* Begin *

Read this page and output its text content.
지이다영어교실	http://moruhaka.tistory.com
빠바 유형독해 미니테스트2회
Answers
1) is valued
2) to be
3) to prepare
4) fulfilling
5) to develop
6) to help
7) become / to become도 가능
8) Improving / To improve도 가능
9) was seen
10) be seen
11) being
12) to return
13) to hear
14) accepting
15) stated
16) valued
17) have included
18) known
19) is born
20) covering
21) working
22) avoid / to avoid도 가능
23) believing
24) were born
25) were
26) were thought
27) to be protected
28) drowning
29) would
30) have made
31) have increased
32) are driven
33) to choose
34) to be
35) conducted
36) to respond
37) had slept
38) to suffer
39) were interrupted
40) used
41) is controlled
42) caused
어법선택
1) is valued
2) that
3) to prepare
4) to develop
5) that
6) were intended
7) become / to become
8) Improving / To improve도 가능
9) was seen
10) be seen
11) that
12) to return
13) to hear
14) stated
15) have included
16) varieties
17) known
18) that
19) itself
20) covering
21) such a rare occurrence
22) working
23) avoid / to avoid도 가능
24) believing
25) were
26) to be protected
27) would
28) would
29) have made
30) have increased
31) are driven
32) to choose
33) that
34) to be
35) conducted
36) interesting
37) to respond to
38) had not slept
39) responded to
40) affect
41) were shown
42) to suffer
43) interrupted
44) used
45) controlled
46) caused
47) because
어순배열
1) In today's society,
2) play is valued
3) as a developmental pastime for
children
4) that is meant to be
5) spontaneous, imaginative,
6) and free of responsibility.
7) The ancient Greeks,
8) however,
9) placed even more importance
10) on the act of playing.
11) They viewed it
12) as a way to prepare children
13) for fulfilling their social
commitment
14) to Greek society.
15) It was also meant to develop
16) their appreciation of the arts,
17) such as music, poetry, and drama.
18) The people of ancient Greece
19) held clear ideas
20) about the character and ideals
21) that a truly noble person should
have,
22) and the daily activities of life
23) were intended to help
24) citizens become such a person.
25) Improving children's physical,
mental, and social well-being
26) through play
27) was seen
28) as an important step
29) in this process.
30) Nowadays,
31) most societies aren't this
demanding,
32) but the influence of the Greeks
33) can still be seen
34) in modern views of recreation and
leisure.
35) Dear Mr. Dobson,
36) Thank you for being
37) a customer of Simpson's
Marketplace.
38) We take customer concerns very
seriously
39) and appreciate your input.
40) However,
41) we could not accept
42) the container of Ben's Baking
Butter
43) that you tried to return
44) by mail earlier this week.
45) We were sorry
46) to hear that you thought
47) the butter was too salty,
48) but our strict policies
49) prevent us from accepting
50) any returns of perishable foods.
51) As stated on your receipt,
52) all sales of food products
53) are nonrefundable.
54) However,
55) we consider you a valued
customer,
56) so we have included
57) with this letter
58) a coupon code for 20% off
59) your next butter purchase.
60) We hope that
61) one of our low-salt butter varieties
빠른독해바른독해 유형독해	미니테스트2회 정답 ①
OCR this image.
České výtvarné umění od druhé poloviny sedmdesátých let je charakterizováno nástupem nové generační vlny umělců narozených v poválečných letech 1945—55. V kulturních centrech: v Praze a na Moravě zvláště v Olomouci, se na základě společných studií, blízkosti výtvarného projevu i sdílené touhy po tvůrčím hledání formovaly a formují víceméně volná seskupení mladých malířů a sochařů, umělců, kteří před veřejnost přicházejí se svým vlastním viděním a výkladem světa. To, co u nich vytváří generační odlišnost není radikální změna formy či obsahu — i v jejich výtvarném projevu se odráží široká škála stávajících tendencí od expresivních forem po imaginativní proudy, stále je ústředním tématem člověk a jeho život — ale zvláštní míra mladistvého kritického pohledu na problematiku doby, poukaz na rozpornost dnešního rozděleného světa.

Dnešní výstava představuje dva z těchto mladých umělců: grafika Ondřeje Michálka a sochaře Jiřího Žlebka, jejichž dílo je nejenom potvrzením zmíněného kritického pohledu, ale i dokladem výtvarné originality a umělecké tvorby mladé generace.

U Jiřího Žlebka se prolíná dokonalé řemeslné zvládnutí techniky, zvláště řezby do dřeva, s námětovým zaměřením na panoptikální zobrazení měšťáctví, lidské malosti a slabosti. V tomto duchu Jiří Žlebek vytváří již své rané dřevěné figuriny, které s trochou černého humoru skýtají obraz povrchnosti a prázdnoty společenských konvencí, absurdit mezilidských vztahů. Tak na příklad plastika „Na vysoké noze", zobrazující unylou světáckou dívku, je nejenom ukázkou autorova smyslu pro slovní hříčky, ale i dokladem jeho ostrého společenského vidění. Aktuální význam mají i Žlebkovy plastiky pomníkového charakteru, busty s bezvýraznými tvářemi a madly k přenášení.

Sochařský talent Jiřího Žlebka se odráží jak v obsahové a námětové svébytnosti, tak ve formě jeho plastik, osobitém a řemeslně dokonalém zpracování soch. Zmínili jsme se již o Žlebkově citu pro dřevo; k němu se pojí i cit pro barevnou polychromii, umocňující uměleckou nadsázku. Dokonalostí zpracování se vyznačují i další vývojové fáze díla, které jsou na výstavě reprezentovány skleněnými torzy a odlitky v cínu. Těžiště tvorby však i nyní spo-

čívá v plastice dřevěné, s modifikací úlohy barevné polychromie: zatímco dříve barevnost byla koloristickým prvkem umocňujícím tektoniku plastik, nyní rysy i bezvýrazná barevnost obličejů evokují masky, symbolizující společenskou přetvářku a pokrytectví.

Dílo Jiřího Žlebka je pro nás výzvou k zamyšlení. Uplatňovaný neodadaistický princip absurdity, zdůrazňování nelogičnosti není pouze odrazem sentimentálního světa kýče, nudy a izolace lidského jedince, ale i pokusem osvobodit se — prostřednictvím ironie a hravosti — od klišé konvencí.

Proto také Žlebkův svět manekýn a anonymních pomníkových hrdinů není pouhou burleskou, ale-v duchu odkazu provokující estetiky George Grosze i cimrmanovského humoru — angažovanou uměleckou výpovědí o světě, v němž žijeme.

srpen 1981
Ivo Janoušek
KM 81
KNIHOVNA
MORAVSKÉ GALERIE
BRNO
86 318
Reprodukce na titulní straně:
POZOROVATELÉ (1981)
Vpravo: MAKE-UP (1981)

* End *

What the task asks:
Copy each line in the data that holds the word "such".

Task result:
21) such a rare occurrence
17) such as music, poetry, and drama.
24) citizens become such a person.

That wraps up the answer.